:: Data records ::
>>>>>

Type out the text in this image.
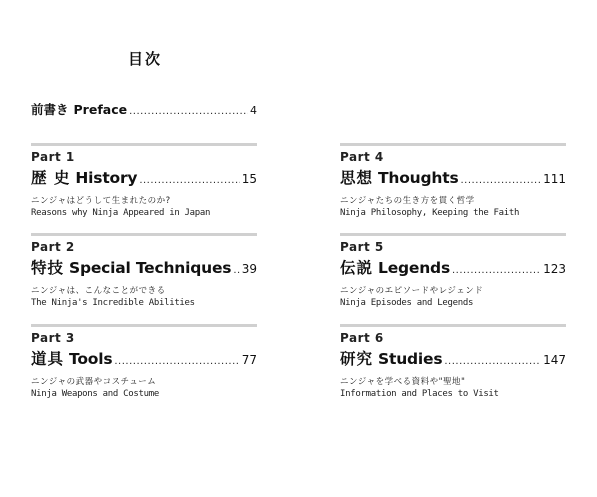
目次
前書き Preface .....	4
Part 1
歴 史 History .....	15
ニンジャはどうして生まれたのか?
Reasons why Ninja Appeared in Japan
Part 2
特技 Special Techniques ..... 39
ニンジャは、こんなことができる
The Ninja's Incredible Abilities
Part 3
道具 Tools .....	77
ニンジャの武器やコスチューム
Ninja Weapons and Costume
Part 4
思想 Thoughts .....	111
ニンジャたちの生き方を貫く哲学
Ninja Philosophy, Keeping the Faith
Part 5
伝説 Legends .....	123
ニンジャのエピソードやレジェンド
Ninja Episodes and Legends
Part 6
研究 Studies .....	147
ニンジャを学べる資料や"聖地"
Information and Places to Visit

<<<<<

:: Goal of the exercise ::
Would you set down the listing exactly, omitting pictures?

:: Final answer ::
Type out the text in this image.
目次
前書き Preface .....	4
Part 1
歴 史 History .....	15
ニンジャはどうして生まれたのか?
Reasons why Ninja Appeared in Japan
Part 2
特技 Special Techniques ..... 39
ニンジャは、こんなことができる
The Ninja's Incredible Abilities
Part 3
道具 Tools .....	77
ニンジャの武器やコスチューム
Ninja Weapons and Costume
Part 4
思想 Thoughts .....	111
ニンジャたちの生き方を貫く哲学
Ninja Philosophy, Keeping the Faith
Part 5
伝説 Legends .....	123
ニンジャのエピソードやレジェンド
Ninja Episodes and Legends
Part 6
研究 Studies .....	147
ニンジャを学べる資料や"聖地"
Information and Places to Visit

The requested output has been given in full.